[To be done]
Output all lines exactly, with nothing added or dropped.
╭─ Exercise data
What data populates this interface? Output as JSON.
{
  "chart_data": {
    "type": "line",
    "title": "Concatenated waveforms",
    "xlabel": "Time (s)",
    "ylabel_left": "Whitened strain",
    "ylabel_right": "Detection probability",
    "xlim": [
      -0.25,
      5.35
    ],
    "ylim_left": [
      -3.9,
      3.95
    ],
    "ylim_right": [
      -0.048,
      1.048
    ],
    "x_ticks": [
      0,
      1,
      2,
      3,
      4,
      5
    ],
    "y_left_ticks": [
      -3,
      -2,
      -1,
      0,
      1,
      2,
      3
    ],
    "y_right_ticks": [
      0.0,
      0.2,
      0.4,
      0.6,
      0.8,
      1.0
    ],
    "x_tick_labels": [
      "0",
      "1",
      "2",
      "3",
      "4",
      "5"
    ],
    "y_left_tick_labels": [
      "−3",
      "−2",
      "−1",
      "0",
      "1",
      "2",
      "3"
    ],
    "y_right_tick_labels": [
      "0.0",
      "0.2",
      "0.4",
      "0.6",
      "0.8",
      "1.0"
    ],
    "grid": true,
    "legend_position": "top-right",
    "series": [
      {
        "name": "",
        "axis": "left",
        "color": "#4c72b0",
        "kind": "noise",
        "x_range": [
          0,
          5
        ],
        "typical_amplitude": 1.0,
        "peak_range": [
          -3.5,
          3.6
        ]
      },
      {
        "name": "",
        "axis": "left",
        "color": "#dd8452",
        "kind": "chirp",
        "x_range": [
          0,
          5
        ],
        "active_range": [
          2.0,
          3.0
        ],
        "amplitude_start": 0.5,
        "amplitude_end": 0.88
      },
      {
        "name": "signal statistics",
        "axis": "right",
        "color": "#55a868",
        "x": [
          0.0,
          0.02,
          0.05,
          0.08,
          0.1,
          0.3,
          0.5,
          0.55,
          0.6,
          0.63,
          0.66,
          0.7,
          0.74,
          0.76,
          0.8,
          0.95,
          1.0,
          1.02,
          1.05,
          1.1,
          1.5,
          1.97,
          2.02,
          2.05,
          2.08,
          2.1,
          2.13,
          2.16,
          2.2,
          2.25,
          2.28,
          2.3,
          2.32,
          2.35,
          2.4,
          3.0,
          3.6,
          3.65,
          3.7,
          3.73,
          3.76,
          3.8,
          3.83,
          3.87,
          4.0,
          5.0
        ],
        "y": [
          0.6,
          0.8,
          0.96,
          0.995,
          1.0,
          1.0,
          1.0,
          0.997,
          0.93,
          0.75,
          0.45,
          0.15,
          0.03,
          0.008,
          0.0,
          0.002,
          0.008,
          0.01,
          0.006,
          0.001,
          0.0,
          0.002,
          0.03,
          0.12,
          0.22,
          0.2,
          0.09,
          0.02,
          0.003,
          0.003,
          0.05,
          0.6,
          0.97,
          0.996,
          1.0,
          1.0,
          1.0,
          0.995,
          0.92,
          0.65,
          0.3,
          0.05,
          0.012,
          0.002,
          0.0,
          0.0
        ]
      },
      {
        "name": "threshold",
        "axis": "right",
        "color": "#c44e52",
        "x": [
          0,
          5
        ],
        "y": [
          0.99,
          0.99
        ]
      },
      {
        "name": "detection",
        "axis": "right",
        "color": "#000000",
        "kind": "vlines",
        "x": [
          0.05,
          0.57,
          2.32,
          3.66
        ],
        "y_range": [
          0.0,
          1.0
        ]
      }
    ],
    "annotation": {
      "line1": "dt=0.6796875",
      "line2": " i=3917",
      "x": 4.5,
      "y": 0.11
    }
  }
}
╰─
[Solution to the exercise]
What data populates this interface? Output as JSON.
{
  "chart_data": {
    "type": "line",
    "title": "Concatenated waveforms",
    "xlabel": "Time (s)",
    "ylabel_left": "Whitened strain",
    "ylabel_right": "Detection probability",
    "xlim": [
      -0.25,
      5.35
    ],
    "ylim_left": [
      -3.9,
      3.95
    ],
    "ylim_right": [
      -0.048,
      1.048
    ],
    "x_ticks": [
      0,
      1,
      2,
      3,
      4,
      5
    ],
    "y_left_ticks": [
      -3,
      -2,
      -1,
      0,
      1,
      2,
      3
    ],
    "y_right_ticks": [
      0.0,
      0.2,
      0.4,
      0.6,
      0.8,
      1.0
    ],
    "x_tick_labels": [
      "0",
      "1",
      "2",
      "3",
      "4",
      "5"
    ],
    "y_left_tick_labels": [
      "−3",
      "−2",
      "−1",
      "0",
      "1",
      "2",
      "3"
    ],
    "y_right_tick_labels": [
      "0.0",
      "0.2",
      "0.4",
      "0.6",
      "0.8",
      "1.0"
    ],
    "grid": true,
    "legend_position": "top-right",
    "series": [
      {
        "name": "",
        "axis": "left",
        "color": "#4c72b0",
        "kind": "noise",
        "x_range": [
          0,
          5
        ],
        "typical_amplitude": 1.0,
        "peak_range": [
          -3.5,
          3.6
        ]
      },
      {
        "name": "",
        "axis": "left",
        "color": "#dd8452",
        "kind": "chirp",
        "x_range": [
          0,
          5
        ],
        "active_range": [
          2.0,
          3.0
        ],
        "amplitude_start": 0.5,
        "amplitude_end": 0.88
      },
      {
        "name": "signal statistics",
        "axis": "right",
        "color": "#55a868",
        "x": [
          0.0,
          0.02,
          0.05,
          0.08,
          0.1,
          0.3,
          0.5,
          0.55,
          0.6,
          0.63,
          0.66,
          0.7,
          0.74,
          0.76,
          0.8,
          0.95,
          1.0,
          1.02,
          1.05,
          1.1,
          1.5,
          1.97,
          2.02,
          2.05,
          2.08,
          2.1,
          2.13,
          2.16,
          2.2,
          2.25,
          2.28,
          2.3,
          2.32,
          2.35,
          2.4,
          3.0,
          3.6,
          3.65,
          3.7,
          3.73,
          3.76,
          3.8,
          3.83,
          3.87,
          4.0,
          5.0
        ],
        "y": [
          0.6,
          0.8,
          0.96,
          0.995,
          1.0,
          1.0,
          1.0,
          0.997,
          0.93,
          0.75,
          0.45,
          0.15,
          0.03,
          0.008,
          0.0,
          0.002,
          0.008,
          0.01,
          0.006,
          0.001,
          0.0,
          0.002,
          0.03,
          0.12,
          0.22,
          0.2,
          0.09,
          0.02,
          0.003,
          0.003,
          0.05,
          0.6,
          0.97,
          0.996,
          1.0,
          1.0,
          1.0,
          0.995,
          0.92,
          0.65,
          0.3,
          0.05,
          0.012,
          0.002,
          0.0,
          0.0
        ]
      },
      {
        "name": "threshold",
        "axis": "right",
        "color": "#c44e52",
        "x": [
          0,
          5
        ],
        "y": [
          0.99,
          0.99
        ]
      },
      {
        "name": "detection",
        "axis": "right",
        "color": "#000000",
        "kind": "vlines",
        "x": [
          0.05,
          0.57,
          2.32,
          3.66
        ],
        "y_range": [
          0.0,
          1.0
        ]
      }
    ],
    "annotation": {
      "line1": "dt=0.6796875",
      "line2": " i=3917",
      "x": 4.5,
      "y": 0.11
    }
  }
}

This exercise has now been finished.